(Dataset excerpt)
════
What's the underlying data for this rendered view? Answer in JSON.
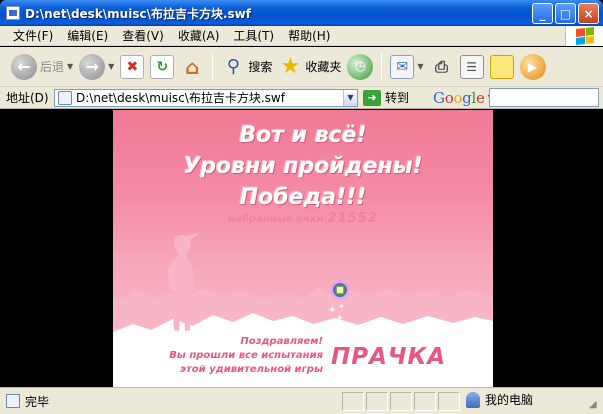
{
  "window": {
    "title": "D:\\net\\desk\\muisc\\布拉吉卡方块.swf",
    "buttons": {
      "minimize": "_",
      "maximize": "□",
      "close": "×"
    }
  },
  "menu": [
    "文件(F)",
    "编辑(E)",
    "查看(V)",
    "收藏(A)",
    "工具(T)",
    "帮助(H)"
  ],
  "toolbar": {
    "back_label": "后退",
    "search_label": "搜索",
    "favorites_label": "收藏夹"
  },
  "address": {
    "label": "地址(D)",
    "value": "D:\\net\\desk\\muisc\\布拉吉卡方块.swf",
    "go_label": "转到",
    "google_letters": [
      "G",
      "o",
      "o",
      "g",
      "l",
      "e"
    ],
    "search_value": ""
  },
  "game": {
    "line1": "Вот и всё!",
    "line2": "Уровни пройдены!",
    "line3": "Победа!!!",
    "score_label": "набранные очки:",
    "score_value": "21552",
    "congrats1": "Поздравляем!",
    "congrats2": "Вы прошли все испытания",
    "congrats3": "этой удивительной игры",
    "brand": "ПРАЧКА",
    "colors": {
      "sky_top": "#f07a96",
      "snow": "#ffffff",
      "text_pink": "#e8587e"
    }
  },
  "status": {
    "text": "完毕",
    "zone": "我的电脑"
  }
}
════
> _Problem to solve_
Set down every entry word for word, but omit the pictures.

> _Task response_
What's the underlying data for this rendered view? Answer in JSON.
{
  "window": {
    "title": "D:\\net\\desk\\muisc\\布拉吉卡方块.swf",
    "buttons": {
      "minimize": "_",
      "maximize": "□",
      "close": "×"
    }
  },
  "menu": [
    "文件(F)",
    "编辑(E)",
    "查看(V)",
    "收藏(A)",
    "工具(T)",
    "帮助(H)"
  ],
  "toolbar": {
    "back_label": "后退",
    "search_label": "搜索",
    "favorites_label": "收藏夹"
  },
  "address": {
    "label": "地址(D)",
    "value": "D:\\net\\desk\\muisc\\布拉吉卡方块.swf",
    "go_label": "转到",
    "google_letters": [
      "G",
      "o",
      "o",
      "g",
      "l",
      "e"
    ],
    "search_value": ""
  },
  "game": {
    "line1": "Вот и всё!",
    "line2": "Уровни пройдены!",
    "line3": "Победа!!!",
    "score_label": "набранные очки:",
    "score_value": "21552",
    "congrats1": "Поздравляем!",
    "congrats2": "Вы прошли все испытания",
    "congrats3": "этой удивительной игры",
    "brand": "ПРАЧКА",
    "colors": {
      "sky_top": "#f07a96",
      "snow": "#ffffff",
      "text_pink": "#e8587e"
    }
  },
  "status": {
    "text": "完毕",
    "zone": "我的电脑"
  }
}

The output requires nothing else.